### [EXERCISE AIM]
Give only the number of lines below that contain the word "circle".

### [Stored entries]
## start
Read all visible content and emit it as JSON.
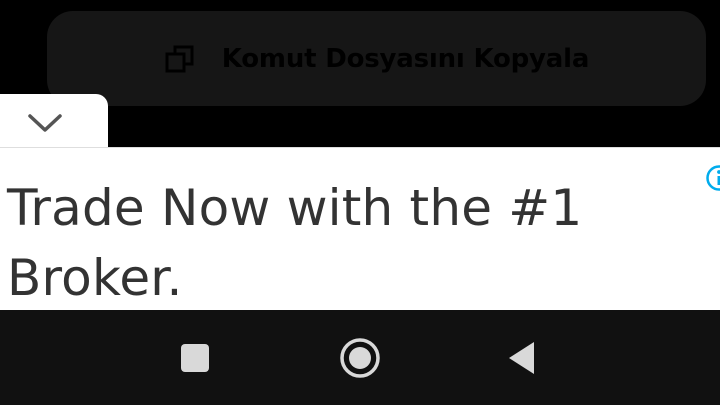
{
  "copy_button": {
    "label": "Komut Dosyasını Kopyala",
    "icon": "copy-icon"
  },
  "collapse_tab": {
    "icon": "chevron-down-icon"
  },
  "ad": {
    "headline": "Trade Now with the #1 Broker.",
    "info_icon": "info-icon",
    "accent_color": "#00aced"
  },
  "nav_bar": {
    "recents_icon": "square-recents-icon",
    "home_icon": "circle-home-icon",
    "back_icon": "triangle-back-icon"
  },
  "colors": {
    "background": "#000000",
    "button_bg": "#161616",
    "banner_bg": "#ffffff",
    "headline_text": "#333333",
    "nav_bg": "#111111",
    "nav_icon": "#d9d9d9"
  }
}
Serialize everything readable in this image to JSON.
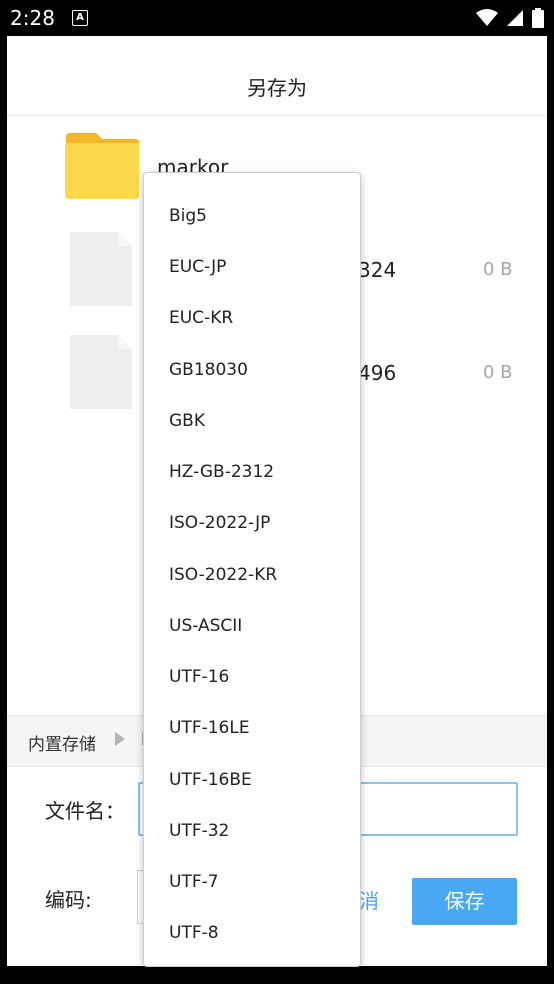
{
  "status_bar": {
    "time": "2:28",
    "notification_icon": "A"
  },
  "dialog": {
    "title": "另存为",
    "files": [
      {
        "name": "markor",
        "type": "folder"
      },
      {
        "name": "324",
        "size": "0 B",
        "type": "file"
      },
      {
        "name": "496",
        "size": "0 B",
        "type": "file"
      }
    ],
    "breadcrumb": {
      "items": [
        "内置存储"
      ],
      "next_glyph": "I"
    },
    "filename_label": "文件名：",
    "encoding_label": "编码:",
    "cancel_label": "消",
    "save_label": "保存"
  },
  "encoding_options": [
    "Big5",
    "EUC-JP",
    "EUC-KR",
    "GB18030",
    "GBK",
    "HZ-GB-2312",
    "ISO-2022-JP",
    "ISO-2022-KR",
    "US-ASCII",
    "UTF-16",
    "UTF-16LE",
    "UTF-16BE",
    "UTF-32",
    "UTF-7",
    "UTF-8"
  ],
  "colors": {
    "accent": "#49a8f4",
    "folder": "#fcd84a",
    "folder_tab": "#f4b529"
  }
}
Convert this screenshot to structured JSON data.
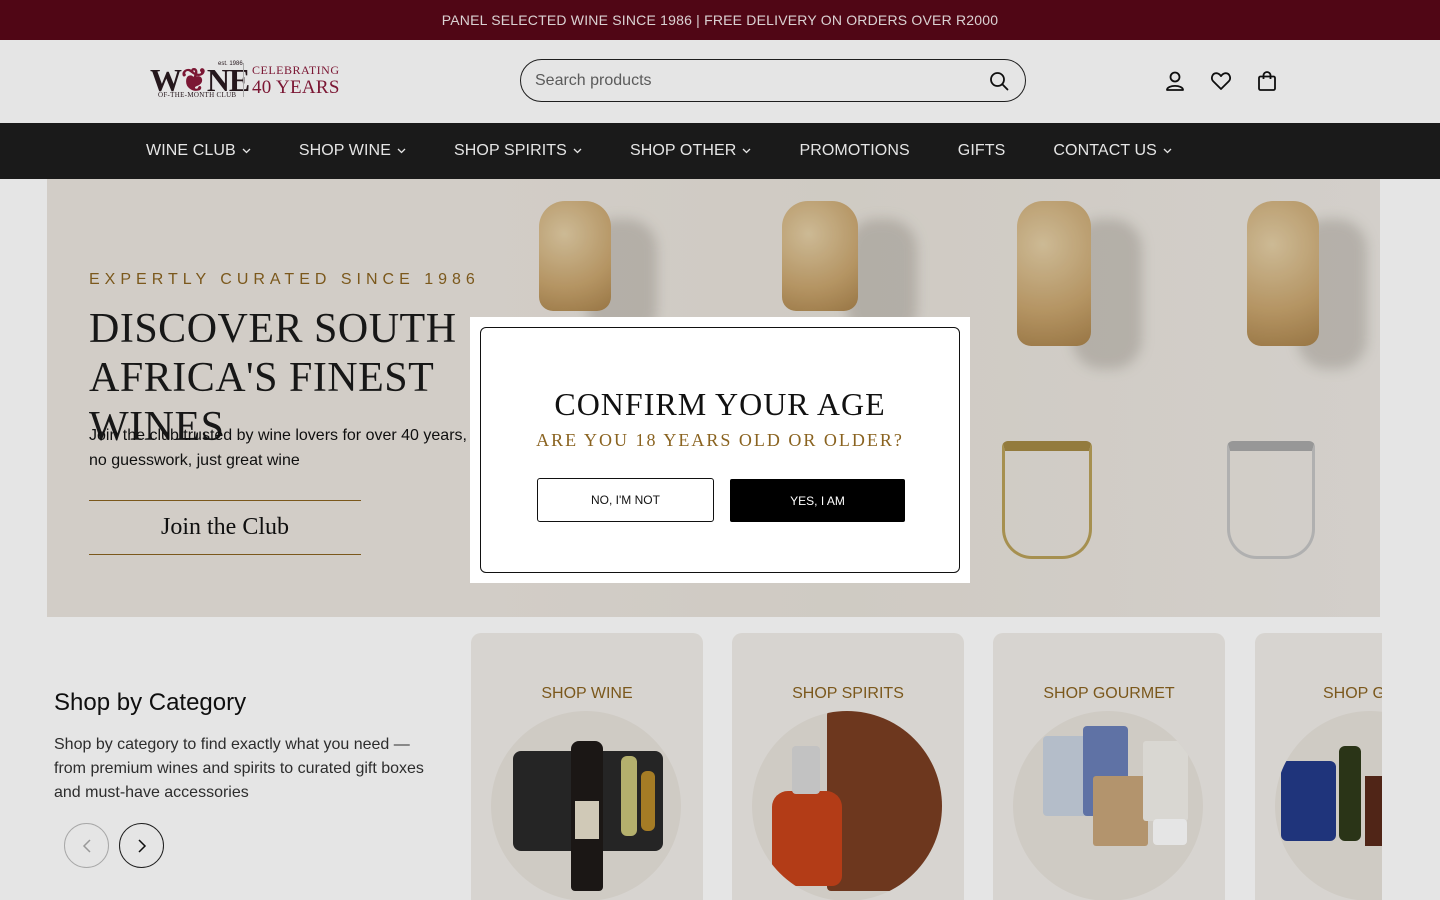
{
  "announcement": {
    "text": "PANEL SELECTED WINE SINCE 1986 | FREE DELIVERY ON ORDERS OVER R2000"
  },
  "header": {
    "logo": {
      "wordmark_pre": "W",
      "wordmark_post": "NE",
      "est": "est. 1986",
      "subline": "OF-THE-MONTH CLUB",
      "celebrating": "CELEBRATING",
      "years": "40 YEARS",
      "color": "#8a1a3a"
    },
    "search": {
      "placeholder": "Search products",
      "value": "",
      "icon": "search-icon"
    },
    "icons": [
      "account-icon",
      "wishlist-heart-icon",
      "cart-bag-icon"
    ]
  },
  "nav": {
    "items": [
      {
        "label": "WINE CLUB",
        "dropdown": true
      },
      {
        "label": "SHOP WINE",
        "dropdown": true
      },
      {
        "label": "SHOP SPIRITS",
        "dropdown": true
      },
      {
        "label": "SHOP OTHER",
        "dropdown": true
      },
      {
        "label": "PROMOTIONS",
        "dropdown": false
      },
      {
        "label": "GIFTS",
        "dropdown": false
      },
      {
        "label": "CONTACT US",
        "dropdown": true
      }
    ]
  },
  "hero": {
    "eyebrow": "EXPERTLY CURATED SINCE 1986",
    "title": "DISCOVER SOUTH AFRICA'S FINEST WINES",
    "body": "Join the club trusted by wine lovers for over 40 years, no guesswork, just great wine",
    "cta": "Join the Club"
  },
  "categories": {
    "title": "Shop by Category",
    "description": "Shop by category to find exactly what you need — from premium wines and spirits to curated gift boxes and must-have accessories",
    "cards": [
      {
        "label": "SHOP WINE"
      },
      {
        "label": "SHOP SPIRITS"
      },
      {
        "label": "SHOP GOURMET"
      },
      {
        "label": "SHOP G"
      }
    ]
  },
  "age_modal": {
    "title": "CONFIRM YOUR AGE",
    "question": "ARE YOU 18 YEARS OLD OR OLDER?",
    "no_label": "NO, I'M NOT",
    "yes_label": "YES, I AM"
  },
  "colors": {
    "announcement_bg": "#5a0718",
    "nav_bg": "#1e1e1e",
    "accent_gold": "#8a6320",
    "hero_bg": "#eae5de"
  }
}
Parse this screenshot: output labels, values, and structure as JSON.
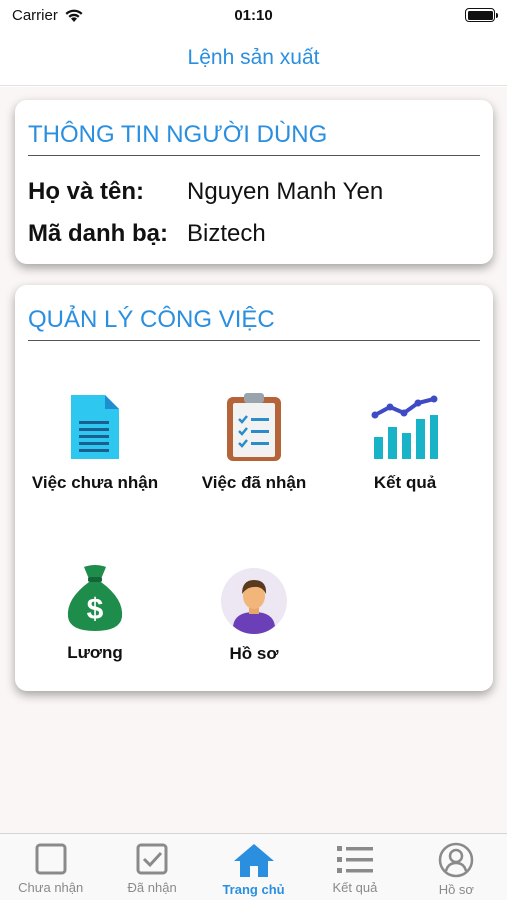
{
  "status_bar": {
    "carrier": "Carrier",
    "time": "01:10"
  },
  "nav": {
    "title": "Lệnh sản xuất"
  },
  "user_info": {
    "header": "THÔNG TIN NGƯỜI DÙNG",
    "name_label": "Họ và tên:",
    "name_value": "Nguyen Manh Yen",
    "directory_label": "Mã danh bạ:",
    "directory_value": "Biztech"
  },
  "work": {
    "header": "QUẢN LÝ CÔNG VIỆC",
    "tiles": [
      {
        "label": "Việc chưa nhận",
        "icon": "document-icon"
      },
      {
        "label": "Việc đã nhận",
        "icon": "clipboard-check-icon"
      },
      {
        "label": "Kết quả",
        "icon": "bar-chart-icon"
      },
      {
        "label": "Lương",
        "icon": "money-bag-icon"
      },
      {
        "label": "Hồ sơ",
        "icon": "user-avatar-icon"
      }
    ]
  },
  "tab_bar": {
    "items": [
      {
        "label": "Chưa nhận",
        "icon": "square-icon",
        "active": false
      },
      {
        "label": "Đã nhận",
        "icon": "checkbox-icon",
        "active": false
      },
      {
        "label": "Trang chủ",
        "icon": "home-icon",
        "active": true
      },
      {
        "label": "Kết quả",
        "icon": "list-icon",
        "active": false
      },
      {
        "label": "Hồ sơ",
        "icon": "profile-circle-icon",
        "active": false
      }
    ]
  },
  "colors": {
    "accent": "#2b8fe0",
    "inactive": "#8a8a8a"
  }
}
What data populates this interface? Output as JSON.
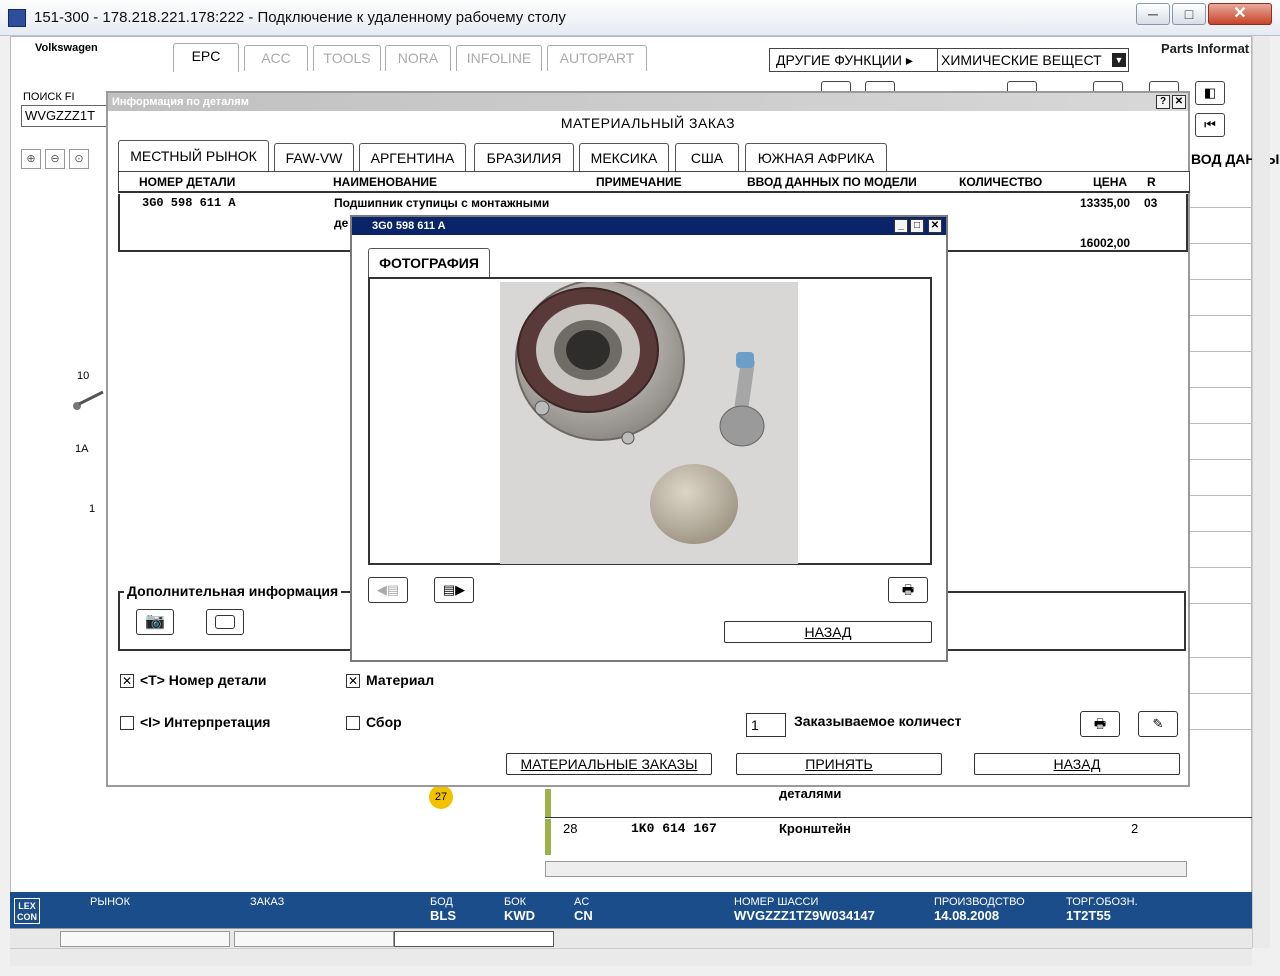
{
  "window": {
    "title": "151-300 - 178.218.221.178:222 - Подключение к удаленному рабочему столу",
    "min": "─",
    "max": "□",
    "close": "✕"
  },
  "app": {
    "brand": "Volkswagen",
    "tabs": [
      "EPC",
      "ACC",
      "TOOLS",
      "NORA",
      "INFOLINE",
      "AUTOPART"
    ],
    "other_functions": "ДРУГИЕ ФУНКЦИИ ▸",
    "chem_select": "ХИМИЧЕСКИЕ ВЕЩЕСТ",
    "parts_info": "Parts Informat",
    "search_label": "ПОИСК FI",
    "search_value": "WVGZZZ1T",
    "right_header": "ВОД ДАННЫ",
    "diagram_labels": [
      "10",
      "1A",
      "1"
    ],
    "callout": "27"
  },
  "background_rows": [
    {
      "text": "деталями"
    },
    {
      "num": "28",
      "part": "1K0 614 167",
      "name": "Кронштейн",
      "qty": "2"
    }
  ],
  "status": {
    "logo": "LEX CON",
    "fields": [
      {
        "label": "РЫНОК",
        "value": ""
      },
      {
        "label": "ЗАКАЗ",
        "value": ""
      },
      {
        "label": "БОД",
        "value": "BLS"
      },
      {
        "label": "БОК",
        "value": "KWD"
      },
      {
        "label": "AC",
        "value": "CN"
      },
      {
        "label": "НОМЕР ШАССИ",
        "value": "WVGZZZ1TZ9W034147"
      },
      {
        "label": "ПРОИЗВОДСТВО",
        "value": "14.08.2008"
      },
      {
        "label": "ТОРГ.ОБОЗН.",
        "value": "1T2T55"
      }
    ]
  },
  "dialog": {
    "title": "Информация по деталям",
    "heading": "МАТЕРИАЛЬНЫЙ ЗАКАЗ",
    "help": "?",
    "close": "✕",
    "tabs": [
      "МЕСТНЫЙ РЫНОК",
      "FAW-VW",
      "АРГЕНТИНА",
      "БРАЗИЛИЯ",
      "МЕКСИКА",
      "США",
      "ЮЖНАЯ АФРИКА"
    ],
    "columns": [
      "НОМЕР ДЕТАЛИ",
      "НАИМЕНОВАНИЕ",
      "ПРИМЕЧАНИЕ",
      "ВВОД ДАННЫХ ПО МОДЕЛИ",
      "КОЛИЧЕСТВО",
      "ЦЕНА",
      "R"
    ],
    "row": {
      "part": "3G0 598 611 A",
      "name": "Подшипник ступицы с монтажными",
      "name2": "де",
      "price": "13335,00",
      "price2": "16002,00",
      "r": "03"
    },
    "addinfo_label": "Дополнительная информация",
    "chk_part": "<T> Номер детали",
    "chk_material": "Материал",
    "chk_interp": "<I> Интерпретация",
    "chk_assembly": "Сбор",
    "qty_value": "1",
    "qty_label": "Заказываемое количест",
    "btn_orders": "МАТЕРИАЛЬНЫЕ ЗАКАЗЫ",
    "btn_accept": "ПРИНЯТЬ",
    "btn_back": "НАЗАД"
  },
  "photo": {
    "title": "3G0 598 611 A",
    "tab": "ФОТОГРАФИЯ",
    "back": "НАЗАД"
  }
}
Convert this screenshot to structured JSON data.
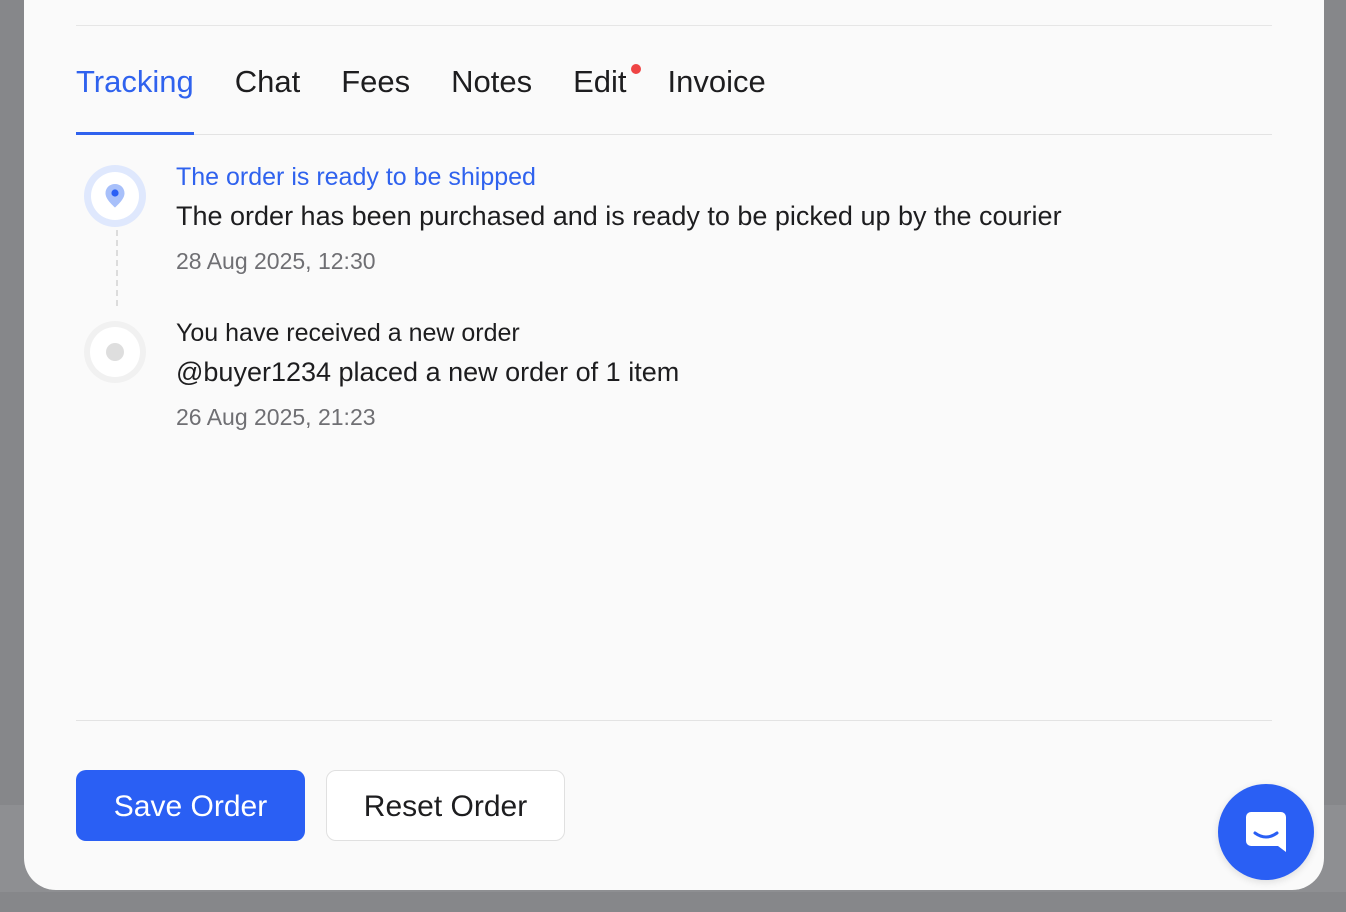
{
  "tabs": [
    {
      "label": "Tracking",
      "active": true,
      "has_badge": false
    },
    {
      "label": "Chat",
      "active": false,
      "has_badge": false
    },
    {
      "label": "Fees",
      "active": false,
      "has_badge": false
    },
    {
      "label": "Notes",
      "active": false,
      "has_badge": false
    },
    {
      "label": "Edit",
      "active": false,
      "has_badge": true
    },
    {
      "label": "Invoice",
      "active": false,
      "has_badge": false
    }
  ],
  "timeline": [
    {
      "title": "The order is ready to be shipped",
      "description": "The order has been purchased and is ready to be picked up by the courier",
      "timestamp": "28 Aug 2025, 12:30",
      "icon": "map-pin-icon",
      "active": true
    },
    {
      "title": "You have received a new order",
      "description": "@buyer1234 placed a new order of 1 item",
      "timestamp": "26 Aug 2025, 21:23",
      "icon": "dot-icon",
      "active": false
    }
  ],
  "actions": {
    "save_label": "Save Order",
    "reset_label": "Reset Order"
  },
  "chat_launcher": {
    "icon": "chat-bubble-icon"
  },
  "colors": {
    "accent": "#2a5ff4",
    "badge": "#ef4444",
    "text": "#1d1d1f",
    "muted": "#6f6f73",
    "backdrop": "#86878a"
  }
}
## end
### [IN RESPONSE]
2